* [OBJECTIVE]
Wherever "CASTLE" appears in a line, copy that line.

* [INPUT RECORDS]
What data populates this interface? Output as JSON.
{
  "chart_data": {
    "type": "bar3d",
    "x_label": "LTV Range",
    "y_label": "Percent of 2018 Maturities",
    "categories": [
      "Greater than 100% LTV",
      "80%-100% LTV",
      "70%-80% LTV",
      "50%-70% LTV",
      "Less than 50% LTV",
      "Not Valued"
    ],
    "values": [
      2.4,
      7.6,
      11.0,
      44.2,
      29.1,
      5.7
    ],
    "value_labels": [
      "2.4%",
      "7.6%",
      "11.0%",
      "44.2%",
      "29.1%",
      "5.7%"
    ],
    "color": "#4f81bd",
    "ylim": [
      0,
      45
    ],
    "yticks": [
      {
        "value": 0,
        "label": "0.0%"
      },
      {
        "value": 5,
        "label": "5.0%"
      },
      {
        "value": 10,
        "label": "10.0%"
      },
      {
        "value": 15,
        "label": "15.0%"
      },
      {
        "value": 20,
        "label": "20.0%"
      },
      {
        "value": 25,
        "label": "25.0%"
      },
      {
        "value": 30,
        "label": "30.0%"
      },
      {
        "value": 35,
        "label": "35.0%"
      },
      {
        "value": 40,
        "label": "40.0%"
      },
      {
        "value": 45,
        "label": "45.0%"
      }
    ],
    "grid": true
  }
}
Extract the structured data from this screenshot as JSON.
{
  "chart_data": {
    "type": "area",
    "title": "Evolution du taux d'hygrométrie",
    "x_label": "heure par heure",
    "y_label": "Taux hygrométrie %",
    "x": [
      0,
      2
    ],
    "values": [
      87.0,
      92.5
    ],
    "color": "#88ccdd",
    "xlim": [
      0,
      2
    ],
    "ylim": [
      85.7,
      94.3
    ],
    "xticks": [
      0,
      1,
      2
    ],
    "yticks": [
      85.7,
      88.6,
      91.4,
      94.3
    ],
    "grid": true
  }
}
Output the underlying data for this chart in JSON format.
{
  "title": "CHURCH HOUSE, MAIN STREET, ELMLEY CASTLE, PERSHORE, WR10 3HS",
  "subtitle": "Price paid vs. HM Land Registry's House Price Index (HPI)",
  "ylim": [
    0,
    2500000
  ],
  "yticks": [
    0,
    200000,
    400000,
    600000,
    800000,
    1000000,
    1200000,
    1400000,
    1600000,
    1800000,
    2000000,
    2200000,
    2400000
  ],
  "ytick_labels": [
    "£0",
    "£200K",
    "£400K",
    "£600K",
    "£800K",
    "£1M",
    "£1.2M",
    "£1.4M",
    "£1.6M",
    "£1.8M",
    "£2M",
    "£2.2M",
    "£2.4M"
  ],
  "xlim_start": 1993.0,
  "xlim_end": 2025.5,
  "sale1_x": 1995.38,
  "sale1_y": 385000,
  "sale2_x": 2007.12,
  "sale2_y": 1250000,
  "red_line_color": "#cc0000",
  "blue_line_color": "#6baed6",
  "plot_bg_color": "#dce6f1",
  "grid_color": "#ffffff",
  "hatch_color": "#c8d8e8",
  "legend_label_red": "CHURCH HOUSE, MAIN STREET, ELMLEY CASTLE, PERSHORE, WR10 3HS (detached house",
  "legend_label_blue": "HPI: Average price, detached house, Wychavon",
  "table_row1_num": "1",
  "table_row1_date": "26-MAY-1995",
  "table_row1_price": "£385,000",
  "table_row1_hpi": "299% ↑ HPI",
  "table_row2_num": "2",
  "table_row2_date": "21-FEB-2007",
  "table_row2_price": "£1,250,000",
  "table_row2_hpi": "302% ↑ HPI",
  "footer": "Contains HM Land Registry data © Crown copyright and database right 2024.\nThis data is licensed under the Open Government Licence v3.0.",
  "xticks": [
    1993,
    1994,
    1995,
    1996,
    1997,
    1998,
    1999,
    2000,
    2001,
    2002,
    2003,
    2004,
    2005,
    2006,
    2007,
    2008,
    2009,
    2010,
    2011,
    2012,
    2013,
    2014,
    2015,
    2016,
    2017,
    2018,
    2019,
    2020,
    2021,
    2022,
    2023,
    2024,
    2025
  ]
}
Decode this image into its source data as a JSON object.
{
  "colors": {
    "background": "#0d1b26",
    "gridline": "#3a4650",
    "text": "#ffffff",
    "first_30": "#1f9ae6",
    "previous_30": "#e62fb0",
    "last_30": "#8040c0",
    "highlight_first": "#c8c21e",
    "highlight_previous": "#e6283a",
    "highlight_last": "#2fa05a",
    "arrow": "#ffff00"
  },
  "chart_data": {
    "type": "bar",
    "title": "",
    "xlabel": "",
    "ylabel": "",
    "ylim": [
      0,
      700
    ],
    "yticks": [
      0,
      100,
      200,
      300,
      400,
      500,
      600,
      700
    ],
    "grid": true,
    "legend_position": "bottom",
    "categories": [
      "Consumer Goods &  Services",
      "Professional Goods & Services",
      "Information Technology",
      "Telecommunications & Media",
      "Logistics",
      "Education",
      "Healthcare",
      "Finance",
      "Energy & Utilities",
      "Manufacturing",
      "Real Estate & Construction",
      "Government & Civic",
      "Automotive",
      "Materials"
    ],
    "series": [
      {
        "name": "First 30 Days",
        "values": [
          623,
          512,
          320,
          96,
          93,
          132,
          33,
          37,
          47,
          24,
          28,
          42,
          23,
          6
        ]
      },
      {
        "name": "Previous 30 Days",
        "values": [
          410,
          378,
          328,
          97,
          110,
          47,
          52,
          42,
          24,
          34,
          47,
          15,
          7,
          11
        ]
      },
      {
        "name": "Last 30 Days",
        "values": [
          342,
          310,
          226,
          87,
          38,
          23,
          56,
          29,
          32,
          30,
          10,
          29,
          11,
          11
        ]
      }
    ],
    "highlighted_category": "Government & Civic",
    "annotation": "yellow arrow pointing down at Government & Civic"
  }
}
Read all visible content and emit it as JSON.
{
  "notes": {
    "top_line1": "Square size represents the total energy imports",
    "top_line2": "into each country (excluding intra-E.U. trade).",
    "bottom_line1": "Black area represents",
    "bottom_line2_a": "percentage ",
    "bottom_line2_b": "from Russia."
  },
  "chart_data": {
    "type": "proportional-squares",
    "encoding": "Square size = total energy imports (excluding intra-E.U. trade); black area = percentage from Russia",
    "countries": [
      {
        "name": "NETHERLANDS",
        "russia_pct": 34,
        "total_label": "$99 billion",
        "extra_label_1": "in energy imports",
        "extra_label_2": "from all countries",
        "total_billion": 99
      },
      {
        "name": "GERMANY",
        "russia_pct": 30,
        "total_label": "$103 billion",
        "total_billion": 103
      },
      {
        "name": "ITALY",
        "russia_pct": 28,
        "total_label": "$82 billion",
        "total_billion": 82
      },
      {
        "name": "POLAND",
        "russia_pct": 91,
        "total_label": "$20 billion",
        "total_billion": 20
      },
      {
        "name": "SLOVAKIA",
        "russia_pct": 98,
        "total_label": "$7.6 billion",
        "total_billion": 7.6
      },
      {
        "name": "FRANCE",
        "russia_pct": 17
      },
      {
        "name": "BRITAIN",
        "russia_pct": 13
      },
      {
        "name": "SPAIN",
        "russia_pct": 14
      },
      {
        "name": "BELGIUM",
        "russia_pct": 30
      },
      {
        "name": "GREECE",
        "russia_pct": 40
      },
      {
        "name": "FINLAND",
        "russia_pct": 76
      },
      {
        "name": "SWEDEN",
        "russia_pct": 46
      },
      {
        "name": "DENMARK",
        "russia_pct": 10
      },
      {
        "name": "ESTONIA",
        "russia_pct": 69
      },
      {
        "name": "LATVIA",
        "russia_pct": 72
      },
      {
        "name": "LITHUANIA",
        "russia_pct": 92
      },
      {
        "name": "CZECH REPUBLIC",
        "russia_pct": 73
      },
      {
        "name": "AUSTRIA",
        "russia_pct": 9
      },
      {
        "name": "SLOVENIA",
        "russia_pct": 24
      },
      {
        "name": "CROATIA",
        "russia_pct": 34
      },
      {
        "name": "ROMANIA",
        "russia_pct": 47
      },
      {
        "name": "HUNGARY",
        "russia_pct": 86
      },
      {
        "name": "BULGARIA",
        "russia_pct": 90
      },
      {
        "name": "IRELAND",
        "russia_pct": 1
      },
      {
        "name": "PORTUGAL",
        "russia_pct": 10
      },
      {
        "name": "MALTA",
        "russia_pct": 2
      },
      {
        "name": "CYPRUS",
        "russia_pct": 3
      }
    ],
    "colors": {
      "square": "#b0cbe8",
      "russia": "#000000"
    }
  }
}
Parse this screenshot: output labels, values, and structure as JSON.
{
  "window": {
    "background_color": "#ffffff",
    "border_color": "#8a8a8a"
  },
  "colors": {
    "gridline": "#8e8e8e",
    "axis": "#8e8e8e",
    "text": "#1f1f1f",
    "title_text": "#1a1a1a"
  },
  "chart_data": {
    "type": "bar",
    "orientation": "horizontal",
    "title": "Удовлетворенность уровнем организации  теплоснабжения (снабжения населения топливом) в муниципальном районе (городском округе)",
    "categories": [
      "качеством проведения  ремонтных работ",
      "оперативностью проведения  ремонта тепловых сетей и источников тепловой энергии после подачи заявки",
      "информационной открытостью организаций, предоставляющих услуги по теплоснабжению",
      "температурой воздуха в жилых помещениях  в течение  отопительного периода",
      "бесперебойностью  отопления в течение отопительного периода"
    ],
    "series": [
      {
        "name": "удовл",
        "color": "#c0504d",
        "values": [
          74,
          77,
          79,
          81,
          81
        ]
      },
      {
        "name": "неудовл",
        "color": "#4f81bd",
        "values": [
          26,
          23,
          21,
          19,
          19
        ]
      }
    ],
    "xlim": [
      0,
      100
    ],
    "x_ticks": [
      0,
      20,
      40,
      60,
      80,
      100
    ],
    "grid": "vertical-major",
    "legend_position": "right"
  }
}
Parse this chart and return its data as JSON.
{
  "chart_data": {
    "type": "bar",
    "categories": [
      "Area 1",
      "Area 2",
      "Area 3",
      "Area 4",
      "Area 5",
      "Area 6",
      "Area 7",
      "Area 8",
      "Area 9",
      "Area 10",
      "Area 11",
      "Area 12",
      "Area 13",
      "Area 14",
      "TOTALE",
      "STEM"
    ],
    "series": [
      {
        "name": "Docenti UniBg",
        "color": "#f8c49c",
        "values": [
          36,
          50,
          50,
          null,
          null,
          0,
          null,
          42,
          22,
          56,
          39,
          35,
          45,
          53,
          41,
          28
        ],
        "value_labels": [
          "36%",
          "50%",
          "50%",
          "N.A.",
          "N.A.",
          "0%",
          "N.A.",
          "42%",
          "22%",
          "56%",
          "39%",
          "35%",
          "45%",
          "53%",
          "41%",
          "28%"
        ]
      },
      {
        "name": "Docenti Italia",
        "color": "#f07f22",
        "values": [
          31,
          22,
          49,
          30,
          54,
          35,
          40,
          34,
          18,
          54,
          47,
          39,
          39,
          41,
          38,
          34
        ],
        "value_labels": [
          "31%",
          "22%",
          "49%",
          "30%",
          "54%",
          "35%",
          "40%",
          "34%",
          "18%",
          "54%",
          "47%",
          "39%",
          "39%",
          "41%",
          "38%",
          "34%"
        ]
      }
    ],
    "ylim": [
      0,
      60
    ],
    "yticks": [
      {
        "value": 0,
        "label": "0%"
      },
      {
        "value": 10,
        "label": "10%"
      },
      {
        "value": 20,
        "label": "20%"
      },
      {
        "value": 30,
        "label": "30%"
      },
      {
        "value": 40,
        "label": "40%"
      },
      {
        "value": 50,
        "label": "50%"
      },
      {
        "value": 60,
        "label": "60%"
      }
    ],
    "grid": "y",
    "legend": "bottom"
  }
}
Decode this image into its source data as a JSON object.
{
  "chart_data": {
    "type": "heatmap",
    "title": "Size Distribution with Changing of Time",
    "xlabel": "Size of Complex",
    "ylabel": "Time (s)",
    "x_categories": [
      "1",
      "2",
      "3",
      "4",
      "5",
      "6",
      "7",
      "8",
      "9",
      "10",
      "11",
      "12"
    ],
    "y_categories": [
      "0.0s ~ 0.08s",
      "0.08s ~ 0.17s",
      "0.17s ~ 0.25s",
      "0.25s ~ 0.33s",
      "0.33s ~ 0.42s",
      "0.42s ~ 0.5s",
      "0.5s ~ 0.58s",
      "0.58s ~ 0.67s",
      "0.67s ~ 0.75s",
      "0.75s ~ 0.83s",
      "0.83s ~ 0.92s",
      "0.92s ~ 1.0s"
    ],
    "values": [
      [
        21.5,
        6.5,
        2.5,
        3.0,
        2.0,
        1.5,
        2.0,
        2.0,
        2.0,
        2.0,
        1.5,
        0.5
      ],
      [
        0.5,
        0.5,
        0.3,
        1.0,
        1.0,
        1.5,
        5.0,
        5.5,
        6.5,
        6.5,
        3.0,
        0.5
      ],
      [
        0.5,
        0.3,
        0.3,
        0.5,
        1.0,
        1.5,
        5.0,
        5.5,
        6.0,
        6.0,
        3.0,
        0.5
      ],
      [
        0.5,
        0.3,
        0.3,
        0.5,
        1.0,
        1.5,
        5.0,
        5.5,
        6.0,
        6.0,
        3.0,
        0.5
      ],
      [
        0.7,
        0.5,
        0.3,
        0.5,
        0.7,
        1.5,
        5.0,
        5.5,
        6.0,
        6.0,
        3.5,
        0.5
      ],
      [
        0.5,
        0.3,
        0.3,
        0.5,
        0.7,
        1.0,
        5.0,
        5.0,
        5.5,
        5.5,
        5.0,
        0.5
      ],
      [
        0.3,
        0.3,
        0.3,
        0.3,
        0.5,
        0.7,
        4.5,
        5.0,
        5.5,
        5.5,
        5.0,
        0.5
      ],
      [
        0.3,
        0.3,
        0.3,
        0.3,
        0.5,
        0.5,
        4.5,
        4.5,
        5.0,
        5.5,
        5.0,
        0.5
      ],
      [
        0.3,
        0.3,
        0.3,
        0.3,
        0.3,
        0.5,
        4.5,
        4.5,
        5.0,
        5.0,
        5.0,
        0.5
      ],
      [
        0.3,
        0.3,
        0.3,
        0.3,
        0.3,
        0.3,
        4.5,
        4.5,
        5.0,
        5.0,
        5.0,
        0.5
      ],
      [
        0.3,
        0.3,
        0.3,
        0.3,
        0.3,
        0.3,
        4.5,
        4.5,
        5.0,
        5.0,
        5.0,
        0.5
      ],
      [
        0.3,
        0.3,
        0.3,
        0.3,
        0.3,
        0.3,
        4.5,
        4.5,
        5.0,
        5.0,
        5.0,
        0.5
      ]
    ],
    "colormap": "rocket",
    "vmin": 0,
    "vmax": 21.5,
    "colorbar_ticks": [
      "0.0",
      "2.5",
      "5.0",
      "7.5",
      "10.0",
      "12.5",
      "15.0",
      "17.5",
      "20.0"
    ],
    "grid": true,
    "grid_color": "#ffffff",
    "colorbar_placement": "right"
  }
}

* [OUTPUT OF THE TASK]
  "title": "CHURCH HOUSE, MAIN STREET, ELMLEY CASTLE, PERSHORE, WR10 3HS",
  "legend_label_red": "CHURCH HOUSE, MAIN STREET, ELMLEY CASTLE, PERSHORE, WR10 3HS (detached house",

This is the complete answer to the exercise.